*Records provided*.
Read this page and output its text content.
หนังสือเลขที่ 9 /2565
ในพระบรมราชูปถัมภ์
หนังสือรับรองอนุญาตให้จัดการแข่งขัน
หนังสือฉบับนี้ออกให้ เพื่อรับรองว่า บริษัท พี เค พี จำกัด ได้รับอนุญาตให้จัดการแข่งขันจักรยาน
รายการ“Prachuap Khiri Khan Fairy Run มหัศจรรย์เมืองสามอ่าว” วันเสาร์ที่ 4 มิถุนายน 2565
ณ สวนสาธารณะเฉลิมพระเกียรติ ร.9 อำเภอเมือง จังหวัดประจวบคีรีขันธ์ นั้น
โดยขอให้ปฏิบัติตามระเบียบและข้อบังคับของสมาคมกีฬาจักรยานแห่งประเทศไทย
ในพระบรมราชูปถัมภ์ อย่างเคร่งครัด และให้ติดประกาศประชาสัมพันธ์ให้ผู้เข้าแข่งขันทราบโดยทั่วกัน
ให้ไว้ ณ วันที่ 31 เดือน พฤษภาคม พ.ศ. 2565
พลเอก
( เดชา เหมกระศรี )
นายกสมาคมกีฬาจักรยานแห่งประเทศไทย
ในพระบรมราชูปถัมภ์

*Aim*. Search the records above for "กรยานแห". Copy each line where it is found.

*Solution to the problem*.
โดยขอให้ปฏิบัติตามระเบียบและข้อบังคับของสมาคมกีฬาจักรยานแห่งประเทศไทย
นายกสมาคมกีฬาจักรยานแห่งประเทศไทย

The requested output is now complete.